Lay out the listing from its first line through the line containing "menu-button[interactable]: Bode Plot" as a Markdown table with the columns Row and Entry, numbering each line and omitting blank lines.
________________
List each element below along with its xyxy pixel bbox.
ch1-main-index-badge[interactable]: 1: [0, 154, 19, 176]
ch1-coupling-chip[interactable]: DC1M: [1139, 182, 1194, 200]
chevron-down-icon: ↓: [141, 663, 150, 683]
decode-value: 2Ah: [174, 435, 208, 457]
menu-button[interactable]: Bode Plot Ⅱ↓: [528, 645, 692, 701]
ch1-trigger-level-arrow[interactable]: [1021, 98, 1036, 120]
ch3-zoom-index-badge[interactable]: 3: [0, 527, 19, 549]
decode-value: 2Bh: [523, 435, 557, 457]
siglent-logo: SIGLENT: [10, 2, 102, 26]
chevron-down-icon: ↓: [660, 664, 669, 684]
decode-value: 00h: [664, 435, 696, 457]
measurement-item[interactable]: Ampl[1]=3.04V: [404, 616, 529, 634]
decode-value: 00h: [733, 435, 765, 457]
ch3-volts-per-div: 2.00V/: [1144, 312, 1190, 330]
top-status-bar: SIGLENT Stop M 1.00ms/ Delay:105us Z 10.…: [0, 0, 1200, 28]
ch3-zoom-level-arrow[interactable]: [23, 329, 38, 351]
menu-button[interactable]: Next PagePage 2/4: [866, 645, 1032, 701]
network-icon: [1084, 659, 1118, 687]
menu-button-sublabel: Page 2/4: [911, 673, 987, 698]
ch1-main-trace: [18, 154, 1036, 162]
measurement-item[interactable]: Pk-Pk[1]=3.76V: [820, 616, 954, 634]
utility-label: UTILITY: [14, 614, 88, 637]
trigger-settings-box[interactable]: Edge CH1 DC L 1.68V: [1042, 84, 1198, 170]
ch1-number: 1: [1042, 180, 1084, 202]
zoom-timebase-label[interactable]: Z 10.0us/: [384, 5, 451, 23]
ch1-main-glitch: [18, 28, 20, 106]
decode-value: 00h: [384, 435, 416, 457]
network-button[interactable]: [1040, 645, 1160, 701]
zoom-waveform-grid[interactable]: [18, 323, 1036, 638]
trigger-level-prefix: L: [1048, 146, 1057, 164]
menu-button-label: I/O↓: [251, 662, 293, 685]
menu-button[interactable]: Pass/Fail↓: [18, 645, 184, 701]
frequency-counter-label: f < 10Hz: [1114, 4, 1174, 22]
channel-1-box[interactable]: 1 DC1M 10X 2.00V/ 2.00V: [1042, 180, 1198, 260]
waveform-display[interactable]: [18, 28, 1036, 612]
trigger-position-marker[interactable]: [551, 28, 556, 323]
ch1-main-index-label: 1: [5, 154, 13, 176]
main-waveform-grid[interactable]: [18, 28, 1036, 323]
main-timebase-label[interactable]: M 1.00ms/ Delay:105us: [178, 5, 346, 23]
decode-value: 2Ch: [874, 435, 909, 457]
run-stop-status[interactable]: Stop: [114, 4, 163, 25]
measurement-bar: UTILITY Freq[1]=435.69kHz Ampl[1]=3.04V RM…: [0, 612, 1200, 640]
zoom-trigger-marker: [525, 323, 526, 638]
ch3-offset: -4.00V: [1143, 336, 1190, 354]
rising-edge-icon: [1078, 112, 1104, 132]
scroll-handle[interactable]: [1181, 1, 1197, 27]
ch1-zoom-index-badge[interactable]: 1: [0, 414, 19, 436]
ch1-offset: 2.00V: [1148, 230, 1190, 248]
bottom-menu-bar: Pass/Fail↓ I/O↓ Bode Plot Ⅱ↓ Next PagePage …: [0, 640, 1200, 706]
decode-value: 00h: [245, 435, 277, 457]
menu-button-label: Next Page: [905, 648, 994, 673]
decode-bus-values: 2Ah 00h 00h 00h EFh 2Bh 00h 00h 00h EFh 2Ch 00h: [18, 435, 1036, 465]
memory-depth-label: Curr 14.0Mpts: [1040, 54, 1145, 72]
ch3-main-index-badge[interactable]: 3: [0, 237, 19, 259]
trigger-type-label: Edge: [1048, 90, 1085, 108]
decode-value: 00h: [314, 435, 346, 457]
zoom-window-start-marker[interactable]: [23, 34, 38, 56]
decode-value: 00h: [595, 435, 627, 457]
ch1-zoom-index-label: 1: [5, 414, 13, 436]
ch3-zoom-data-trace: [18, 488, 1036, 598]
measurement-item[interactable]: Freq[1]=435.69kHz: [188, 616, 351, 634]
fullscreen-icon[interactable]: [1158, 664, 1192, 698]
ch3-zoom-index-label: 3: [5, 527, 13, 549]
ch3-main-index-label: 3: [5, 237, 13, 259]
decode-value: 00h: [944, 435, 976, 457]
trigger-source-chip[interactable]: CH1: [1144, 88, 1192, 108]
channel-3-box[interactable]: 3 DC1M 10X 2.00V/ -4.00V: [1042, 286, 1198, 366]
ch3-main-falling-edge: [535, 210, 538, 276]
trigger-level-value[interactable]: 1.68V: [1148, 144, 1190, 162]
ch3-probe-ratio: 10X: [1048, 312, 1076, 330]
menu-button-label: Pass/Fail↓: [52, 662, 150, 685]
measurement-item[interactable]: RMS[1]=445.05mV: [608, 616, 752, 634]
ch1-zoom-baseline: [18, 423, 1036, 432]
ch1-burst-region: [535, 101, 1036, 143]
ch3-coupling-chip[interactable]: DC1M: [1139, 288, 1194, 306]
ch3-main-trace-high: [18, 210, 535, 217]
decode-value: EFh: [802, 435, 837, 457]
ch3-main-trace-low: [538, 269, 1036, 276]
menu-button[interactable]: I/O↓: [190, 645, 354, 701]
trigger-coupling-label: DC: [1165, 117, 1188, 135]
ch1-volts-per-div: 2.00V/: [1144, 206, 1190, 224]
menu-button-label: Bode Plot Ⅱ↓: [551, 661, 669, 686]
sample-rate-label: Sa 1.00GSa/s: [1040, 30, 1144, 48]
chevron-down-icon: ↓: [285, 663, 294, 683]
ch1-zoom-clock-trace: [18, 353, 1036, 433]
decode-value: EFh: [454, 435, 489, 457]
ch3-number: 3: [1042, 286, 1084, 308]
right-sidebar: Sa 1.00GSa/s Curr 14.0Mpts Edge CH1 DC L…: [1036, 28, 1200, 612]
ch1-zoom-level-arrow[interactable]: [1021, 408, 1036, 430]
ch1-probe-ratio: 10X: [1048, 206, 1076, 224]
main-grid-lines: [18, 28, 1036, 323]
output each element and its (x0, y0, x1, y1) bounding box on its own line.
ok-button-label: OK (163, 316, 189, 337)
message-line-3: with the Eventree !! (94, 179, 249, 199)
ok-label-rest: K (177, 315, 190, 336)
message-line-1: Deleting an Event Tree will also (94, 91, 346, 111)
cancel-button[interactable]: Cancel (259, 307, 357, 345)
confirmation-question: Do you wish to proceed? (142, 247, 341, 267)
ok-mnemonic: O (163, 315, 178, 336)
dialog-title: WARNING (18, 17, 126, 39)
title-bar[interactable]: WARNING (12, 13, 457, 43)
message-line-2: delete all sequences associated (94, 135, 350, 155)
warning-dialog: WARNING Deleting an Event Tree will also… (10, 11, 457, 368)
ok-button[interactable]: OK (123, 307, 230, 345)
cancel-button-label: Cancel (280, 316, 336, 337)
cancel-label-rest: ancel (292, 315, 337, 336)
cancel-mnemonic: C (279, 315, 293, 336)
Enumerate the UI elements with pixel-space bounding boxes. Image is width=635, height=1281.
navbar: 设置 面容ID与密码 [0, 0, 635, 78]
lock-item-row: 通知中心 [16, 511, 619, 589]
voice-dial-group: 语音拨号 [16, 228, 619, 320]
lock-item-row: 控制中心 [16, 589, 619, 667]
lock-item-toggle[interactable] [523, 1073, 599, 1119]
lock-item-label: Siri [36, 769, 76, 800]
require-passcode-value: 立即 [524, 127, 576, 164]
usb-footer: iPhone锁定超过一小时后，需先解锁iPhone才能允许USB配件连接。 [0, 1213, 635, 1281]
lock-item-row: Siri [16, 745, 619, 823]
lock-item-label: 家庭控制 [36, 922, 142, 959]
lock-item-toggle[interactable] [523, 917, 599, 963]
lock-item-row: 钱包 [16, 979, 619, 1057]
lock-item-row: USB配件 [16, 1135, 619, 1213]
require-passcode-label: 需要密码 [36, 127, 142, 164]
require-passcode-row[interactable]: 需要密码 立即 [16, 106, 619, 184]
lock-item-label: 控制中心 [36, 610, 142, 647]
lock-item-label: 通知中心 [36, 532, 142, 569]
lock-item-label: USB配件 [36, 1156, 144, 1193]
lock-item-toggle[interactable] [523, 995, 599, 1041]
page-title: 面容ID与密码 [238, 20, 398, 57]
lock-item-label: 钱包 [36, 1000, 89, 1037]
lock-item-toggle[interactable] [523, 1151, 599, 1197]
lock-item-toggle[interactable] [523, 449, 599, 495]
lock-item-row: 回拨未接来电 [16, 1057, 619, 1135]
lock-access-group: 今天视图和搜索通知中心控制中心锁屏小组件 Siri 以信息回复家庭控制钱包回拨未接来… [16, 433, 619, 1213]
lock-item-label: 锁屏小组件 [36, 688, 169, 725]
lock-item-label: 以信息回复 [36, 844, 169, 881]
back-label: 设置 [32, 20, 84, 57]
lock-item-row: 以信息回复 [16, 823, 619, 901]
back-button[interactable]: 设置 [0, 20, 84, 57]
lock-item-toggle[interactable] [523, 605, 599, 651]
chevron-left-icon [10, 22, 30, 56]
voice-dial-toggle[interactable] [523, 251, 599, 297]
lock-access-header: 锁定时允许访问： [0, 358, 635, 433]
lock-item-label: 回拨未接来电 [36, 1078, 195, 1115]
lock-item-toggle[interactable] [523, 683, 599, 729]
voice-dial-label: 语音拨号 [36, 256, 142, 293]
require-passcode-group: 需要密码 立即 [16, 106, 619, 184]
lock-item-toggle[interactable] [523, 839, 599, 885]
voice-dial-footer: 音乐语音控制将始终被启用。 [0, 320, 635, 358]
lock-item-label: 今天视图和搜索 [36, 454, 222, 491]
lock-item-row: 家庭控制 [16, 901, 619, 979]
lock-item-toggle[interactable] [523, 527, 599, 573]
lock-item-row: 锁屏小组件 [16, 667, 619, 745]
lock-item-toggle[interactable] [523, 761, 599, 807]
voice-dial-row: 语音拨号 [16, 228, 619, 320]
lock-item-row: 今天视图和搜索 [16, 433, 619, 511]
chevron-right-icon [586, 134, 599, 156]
________________
FULL ANSWER:
| Row | Entry |
|---|---|
| 1 | List each element below along with its xyxy pixel bbox. |
| 2 | ch1-main-index-badge[interactable]: 1: [0, 154, 19, 176] |
| 3 | ch1-coupling-chip[interactable]: DC1M: [1139, 182, 1194, 200] |
| 4 | chevron-down-icon: ↓: [141, 663, 150, 683] |
| 5 | decode-value: 2Ah: [174, 435, 208, 457] |
| 6 | menu-button[interactable]: Bode Plot Ⅱ↓: [528, 645, 692, 701] |